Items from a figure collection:
____

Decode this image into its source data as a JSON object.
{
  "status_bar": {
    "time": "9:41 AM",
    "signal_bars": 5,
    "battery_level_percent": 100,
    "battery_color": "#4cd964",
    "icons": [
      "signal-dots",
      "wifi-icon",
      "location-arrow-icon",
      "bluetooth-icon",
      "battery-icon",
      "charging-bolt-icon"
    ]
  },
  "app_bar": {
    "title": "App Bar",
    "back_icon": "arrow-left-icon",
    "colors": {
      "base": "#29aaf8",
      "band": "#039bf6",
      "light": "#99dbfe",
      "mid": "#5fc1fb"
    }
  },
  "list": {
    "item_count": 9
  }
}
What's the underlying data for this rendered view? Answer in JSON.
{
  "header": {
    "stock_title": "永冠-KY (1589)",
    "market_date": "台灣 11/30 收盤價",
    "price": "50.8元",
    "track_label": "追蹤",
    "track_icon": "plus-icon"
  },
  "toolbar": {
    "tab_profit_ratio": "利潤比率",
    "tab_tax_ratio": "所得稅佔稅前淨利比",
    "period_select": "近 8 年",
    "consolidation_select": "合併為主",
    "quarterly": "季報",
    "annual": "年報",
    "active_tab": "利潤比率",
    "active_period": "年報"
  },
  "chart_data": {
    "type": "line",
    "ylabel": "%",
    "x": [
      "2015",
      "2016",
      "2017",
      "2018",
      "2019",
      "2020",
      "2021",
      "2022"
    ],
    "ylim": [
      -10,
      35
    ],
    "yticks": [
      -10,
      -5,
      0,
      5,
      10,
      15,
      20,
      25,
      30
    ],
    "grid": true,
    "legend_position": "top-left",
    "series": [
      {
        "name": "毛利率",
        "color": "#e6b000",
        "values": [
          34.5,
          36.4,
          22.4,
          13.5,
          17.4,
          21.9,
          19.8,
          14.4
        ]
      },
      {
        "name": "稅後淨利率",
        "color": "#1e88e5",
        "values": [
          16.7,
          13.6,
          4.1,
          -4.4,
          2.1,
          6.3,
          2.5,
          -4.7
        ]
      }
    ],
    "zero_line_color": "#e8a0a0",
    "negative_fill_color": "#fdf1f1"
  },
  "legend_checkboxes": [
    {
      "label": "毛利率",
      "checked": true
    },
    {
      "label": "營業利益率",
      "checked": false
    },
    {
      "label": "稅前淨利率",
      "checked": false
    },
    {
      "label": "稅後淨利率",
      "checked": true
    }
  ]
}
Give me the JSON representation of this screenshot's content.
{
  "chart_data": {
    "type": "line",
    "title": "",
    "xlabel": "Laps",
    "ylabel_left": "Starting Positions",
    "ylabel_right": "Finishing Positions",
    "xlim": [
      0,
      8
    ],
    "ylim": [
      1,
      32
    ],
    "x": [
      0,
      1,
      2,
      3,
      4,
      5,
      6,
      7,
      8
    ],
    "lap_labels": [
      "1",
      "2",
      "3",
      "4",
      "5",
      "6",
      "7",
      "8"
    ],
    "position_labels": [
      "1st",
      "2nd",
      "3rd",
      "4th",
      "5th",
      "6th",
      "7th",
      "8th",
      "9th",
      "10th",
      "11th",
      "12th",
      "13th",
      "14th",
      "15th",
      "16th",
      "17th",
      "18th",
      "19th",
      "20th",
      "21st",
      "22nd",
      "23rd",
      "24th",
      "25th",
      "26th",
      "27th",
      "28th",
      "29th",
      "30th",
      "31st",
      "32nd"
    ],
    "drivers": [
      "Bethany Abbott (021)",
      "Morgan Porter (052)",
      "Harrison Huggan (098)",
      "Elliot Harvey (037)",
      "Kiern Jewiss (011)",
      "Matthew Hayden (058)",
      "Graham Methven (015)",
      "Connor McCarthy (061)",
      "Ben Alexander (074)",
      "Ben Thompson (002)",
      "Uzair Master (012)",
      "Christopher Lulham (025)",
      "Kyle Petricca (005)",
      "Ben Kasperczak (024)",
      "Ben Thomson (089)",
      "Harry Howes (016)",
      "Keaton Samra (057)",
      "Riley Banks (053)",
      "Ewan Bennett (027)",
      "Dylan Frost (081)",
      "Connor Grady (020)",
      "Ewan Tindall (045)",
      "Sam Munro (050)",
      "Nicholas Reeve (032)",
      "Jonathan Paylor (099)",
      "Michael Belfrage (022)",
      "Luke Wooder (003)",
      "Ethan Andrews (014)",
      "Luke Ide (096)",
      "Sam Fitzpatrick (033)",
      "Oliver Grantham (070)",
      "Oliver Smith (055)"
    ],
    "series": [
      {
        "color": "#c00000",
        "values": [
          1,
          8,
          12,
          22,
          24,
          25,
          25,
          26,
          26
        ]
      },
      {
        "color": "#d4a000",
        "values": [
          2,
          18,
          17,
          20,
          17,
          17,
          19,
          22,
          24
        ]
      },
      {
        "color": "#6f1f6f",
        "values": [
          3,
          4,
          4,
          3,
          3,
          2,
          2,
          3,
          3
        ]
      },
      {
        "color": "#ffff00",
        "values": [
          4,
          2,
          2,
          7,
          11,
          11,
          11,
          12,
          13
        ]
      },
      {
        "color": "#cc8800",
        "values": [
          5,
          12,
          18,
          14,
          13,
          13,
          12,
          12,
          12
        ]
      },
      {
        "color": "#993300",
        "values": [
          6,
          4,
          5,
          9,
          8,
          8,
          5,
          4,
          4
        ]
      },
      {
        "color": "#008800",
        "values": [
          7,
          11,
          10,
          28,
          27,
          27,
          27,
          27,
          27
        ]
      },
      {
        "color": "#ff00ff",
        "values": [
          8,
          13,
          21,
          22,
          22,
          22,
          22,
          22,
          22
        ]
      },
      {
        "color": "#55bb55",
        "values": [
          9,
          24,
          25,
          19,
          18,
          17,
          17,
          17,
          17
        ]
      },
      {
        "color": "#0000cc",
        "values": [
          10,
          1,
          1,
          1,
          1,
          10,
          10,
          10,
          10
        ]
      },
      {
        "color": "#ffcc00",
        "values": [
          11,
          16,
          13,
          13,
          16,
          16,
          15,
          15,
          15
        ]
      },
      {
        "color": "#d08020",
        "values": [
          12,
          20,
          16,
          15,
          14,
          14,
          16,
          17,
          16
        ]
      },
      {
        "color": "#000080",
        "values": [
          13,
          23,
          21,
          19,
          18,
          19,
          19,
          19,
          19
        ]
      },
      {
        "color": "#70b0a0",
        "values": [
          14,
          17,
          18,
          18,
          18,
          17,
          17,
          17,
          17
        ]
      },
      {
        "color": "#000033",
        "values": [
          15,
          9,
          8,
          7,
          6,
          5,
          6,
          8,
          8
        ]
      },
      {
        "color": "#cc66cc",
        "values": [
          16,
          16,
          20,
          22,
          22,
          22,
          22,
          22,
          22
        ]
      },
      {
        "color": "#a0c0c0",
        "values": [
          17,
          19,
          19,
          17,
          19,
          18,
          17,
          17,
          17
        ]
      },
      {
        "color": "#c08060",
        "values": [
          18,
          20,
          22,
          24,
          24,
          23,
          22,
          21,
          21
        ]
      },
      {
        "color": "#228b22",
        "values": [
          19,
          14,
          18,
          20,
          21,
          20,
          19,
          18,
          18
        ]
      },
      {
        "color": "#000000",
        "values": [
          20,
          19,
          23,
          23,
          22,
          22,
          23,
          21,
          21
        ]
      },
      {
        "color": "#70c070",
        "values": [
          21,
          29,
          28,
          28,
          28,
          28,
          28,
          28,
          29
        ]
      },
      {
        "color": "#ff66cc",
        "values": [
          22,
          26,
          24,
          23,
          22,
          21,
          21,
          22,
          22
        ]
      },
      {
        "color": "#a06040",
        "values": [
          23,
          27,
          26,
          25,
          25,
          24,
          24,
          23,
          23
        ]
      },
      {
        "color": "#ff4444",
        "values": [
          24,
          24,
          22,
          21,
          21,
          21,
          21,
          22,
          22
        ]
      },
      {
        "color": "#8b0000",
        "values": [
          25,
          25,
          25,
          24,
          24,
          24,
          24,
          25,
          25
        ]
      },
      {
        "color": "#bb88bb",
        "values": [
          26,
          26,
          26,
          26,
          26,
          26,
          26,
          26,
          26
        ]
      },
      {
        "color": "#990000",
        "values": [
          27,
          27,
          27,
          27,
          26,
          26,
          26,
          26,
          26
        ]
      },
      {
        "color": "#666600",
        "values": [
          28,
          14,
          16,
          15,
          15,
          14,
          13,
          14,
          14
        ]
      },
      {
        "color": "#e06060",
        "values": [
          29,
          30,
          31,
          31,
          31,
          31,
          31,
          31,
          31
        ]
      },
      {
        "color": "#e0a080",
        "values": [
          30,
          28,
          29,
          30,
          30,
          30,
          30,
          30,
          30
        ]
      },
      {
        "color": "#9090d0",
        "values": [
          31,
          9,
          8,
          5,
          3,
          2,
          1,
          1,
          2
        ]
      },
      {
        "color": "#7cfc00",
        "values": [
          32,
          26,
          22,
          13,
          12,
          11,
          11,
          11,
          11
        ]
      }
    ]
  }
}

____

Check each line of the data above for the word "Connor" and say how many lines contain it, giving nothing besides the number.

▶ **In response**
2